## Work to be completed
Nothing in the records may be left out or altered; reproduce them all exactly.

## Material provided

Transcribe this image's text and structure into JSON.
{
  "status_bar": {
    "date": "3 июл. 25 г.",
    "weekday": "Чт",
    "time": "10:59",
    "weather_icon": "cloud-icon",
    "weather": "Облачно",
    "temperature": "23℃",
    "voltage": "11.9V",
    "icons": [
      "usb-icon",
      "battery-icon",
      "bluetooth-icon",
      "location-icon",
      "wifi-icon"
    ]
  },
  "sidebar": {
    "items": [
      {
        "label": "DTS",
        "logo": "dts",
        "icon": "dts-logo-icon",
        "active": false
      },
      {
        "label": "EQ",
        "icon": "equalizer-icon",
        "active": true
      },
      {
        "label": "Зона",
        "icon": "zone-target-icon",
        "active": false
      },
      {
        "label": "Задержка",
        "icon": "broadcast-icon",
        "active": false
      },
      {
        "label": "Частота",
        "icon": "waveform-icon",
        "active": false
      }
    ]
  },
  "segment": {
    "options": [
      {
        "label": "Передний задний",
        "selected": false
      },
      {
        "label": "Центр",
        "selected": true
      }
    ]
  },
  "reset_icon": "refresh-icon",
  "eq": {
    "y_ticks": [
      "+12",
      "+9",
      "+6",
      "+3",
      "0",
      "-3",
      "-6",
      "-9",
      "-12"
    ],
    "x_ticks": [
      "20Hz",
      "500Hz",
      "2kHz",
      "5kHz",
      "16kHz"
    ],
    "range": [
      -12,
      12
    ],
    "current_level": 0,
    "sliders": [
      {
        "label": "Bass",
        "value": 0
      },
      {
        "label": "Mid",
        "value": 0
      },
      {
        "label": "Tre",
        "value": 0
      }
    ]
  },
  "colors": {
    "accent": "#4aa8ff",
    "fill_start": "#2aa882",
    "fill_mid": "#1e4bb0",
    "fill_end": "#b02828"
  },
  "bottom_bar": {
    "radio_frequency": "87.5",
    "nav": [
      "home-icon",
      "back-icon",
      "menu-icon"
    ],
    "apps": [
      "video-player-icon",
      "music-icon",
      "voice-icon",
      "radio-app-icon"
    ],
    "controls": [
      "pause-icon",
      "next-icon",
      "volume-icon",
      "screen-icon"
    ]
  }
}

## Worked solution
Transcribe this image's text and structure into JSON.
{
  "status_bar": {
    "date": "3 июл. 25 г.",
    "weekday": "Чт",
    "time": "10:59",
    "weather_icon": "cloud-icon",
    "weather": "Облачно",
    "temperature": "23℃",
    "voltage": "11.9V",
    "icons": [
      "usb-icon",
      "battery-icon",
      "bluetooth-icon",
      "location-icon",
      "wifi-icon"
    ]
  },
  "sidebar": {
    "items": [
      {
        "label": "DTS",
        "logo": "dts",
        "icon": "dts-logo-icon",
        "active": false
      },
      {
        "label": "EQ",
        "icon": "equalizer-icon",
        "active": true
      },
      {
        "label": "Зона",
        "icon": "zone-target-icon",
        "active": false
      },
      {
        "label": "Задержка",
        "icon": "broadcast-icon",
        "active": false
      },
      {
        "label": "Частота",
        "icon": "waveform-icon",
        "active": false
      }
    ]
  },
  "segment": {
    "options": [
      {
        "label": "Передний задний",
        "selected": false
      },
      {
        "label": "Центр",
        "selected": true
      }
    ]
  },
  "reset_icon": "refresh-icon",
  "eq": {
    "y_ticks": [
      "+12",
      "+9",
      "+6",
      "+3",
      "0",
      "-3",
      "-6",
      "-9",
      "-12"
    ],
    "x_ticks": [
      "20Hz",
      "500Hz",
      "2kHz",
      "5kHz",
      "16kHz"
    ],
    "range": [
      -12,
      12
    ],
    "current_level": 0,
    "sliders": [
      {
        "label": "Bass",
        "value": 0
      },
      {
        "label": "Mid",
        "value": 0
      },
      {
        "label": "Tre",
        "value": 0
      }
    ]
  },
  "colors": {
    "accent": "#4aa8ff",
    "fill_start": "#2aa882",
    "fill_mid": "#1e4bb0",
    "fill_end": "#b02828"
  },
  "bottom_bar": {
    "radio_frequency": "87.5",
    "nav": [
      "home-icon",
      "back-icon",
      "menu-icon"
    ],
    "apps": [
      "video-player-icon",
      "music-icon",
      "voice-icon",
      "radio-app-icon"
    ],
    "controls": [
      "pause-icon",
      "next-icon",
      "volume-icon",
      "screen-icon"
    ]
  }
}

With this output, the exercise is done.